** SET EXERCISE **
Reproduce each line bearing the word "نگهداری".
### RECORD LIST ###
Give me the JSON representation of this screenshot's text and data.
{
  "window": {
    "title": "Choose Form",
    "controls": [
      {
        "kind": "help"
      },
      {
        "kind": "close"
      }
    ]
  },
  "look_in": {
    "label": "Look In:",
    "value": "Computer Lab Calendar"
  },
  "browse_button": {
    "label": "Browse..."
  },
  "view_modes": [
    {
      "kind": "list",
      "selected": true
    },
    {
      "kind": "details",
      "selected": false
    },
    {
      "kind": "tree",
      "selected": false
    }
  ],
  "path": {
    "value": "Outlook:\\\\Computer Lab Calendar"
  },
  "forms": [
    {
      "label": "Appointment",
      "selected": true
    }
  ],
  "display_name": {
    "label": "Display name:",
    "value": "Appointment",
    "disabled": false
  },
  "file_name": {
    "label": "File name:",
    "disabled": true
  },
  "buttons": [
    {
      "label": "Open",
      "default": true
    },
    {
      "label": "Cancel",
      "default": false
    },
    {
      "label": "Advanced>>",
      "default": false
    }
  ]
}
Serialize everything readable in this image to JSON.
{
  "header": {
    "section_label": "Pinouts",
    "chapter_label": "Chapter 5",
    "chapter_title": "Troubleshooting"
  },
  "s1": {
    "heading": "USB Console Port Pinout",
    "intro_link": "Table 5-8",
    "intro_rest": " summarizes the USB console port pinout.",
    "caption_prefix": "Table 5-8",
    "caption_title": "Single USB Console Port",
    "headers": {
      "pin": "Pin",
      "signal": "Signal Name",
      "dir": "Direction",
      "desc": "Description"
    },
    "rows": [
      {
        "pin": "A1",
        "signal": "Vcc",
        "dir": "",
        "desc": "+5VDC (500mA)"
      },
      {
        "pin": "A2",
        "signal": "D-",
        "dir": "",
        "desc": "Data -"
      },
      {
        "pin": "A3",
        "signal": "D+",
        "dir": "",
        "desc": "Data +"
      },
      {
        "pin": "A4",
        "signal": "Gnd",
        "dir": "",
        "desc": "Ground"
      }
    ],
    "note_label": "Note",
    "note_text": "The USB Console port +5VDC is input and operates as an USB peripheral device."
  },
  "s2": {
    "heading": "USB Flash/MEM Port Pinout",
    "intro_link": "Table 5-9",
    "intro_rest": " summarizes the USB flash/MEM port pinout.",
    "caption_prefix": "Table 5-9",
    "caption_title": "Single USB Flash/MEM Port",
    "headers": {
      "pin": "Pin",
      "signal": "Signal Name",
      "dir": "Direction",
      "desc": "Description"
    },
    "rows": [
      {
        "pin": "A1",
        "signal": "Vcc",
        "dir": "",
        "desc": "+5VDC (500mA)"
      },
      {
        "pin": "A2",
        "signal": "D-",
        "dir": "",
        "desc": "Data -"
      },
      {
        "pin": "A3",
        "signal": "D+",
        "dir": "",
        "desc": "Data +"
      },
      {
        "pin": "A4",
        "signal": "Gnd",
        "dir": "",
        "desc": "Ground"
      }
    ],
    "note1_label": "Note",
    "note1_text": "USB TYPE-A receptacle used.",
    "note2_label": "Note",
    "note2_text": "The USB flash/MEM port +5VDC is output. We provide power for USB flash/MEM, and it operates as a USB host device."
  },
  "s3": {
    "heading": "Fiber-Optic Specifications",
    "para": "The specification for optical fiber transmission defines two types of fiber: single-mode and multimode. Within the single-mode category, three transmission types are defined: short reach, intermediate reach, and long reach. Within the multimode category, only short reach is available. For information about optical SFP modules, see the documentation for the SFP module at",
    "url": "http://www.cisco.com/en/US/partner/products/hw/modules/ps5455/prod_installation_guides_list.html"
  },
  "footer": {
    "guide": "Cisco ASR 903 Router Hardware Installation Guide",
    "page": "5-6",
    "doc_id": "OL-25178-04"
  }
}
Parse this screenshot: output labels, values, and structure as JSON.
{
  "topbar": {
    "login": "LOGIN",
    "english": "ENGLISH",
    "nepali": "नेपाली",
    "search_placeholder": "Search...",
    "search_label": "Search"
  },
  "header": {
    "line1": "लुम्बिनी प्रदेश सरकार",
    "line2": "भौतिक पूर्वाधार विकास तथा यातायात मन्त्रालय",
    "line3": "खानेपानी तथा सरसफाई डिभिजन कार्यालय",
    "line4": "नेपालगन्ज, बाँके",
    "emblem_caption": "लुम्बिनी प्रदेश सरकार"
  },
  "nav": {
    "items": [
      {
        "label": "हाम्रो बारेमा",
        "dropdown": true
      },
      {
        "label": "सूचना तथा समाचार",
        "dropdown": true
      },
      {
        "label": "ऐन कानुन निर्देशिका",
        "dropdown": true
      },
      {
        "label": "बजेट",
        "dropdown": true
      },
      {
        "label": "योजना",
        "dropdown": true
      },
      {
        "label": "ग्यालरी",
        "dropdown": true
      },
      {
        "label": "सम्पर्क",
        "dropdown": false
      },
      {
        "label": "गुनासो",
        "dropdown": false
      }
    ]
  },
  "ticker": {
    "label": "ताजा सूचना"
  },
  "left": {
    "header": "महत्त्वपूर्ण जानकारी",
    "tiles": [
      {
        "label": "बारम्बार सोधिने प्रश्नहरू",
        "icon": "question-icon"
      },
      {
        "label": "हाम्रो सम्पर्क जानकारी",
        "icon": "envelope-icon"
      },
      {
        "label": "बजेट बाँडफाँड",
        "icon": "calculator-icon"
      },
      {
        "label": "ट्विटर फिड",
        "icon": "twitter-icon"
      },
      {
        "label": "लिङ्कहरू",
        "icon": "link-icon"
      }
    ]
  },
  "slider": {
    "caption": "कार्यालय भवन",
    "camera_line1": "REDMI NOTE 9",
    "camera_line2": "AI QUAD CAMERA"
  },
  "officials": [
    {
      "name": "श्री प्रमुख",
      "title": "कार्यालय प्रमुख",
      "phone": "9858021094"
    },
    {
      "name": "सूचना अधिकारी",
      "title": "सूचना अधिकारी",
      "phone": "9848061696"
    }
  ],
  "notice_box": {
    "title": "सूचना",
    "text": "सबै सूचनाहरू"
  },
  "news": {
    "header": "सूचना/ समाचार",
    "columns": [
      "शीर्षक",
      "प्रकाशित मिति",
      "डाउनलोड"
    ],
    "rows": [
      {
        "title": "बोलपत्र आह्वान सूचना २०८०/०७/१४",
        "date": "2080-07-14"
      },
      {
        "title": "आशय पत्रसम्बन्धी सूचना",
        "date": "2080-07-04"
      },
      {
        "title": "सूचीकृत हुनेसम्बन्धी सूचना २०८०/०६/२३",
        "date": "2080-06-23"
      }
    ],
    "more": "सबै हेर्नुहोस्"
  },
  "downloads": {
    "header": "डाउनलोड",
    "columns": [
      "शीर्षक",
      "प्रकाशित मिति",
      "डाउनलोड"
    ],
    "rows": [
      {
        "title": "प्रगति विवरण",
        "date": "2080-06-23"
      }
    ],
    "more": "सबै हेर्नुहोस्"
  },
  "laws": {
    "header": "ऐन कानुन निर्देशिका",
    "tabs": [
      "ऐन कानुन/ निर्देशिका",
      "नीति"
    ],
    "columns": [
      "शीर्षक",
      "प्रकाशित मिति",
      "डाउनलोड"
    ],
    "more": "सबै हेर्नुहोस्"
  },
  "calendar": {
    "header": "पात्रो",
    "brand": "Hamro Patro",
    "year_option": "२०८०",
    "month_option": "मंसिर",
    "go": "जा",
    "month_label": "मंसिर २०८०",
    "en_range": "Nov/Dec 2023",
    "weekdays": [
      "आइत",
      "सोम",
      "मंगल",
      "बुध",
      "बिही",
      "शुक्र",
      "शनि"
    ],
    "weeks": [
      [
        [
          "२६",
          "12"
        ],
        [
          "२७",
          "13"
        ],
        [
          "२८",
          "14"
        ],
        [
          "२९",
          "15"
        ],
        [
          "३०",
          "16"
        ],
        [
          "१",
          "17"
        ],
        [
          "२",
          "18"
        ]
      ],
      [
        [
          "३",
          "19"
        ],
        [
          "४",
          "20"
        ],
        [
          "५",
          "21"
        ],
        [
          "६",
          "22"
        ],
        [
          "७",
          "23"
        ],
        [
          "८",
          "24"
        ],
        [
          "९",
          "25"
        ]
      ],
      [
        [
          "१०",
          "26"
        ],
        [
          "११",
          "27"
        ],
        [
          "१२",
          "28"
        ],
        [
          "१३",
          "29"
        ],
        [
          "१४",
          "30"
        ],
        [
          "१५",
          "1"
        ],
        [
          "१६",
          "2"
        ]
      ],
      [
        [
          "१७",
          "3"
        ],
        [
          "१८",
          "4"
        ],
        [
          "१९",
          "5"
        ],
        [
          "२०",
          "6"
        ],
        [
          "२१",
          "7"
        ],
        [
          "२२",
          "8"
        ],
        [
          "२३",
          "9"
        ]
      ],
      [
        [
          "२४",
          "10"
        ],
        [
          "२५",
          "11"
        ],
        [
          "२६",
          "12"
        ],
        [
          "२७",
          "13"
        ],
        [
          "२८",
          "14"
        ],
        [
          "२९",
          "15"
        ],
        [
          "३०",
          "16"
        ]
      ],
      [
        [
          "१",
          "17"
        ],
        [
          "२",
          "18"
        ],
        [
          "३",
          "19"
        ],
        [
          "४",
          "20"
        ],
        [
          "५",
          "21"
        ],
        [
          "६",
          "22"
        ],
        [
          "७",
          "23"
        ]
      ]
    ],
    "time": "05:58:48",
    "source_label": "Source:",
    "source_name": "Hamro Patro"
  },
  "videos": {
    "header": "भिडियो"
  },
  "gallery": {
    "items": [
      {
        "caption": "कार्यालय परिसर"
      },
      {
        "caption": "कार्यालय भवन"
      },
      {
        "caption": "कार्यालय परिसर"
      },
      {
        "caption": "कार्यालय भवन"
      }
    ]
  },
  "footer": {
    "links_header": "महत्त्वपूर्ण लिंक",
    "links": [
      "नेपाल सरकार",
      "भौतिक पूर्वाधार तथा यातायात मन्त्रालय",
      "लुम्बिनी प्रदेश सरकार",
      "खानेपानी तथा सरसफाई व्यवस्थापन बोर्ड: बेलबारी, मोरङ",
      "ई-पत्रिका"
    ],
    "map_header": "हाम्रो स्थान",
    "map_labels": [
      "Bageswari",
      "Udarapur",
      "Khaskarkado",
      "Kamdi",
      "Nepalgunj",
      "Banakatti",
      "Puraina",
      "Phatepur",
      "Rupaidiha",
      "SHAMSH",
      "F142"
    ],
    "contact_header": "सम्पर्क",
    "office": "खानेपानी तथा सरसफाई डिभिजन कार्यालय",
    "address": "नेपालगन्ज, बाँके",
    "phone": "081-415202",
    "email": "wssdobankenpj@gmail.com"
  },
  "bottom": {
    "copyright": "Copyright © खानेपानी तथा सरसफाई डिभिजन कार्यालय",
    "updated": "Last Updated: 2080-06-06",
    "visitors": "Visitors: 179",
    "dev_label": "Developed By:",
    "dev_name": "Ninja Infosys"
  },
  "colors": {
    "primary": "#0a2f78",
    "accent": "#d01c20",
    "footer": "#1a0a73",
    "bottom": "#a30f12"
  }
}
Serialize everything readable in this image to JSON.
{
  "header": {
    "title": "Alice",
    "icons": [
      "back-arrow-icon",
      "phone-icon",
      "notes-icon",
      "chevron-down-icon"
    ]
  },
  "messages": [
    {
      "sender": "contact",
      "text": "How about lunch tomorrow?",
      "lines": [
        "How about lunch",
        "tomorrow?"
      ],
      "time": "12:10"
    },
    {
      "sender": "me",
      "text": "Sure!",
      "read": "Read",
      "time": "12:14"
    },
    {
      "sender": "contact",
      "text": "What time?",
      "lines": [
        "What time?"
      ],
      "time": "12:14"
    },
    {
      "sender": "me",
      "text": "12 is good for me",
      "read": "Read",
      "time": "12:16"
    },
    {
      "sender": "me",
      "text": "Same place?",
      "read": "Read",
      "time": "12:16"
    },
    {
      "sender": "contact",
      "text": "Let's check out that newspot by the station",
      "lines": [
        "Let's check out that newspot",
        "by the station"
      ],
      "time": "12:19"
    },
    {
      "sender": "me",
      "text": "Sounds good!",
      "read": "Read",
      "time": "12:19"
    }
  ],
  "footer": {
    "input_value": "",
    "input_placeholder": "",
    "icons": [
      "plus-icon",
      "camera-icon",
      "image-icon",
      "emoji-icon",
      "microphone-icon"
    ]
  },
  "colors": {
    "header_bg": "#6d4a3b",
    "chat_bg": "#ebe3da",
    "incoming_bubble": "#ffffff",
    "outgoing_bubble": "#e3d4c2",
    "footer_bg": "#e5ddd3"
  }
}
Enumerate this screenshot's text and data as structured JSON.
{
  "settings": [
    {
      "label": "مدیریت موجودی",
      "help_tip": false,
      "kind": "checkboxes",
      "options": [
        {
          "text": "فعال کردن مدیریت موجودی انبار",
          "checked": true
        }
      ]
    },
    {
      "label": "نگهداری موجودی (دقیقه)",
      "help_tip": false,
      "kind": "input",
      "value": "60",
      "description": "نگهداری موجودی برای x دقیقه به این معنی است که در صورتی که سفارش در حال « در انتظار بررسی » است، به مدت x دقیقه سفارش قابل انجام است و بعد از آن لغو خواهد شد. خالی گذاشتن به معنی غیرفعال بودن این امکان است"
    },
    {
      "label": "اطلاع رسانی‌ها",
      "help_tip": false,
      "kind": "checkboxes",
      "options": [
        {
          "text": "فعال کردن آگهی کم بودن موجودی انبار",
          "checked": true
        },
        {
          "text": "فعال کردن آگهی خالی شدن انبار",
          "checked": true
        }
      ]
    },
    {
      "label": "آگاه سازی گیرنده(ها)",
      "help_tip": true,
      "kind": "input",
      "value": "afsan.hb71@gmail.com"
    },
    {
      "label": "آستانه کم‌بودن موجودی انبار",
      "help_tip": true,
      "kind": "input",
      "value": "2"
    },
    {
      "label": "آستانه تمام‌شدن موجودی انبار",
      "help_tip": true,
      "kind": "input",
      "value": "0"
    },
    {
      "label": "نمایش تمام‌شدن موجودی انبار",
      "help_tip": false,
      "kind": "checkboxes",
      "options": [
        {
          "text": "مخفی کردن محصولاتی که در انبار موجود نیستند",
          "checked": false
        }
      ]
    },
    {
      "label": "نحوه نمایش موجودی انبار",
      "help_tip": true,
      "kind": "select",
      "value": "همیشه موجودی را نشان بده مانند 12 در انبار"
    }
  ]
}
###
** RESPONSE **
      "label": "نگهداری موجودی (دقیقه)",
      "description": "نگهداری موجودی برای x دقیقه به این معنی است که در صورتی که سفارش در حال « در انتظار بررسی » است، به مدت x دقیقه سفارش قابل انجام است و بعد از آن لغو خواهد شد. خالی گذاشتن به معنی غیرفعال بودن این امکان است"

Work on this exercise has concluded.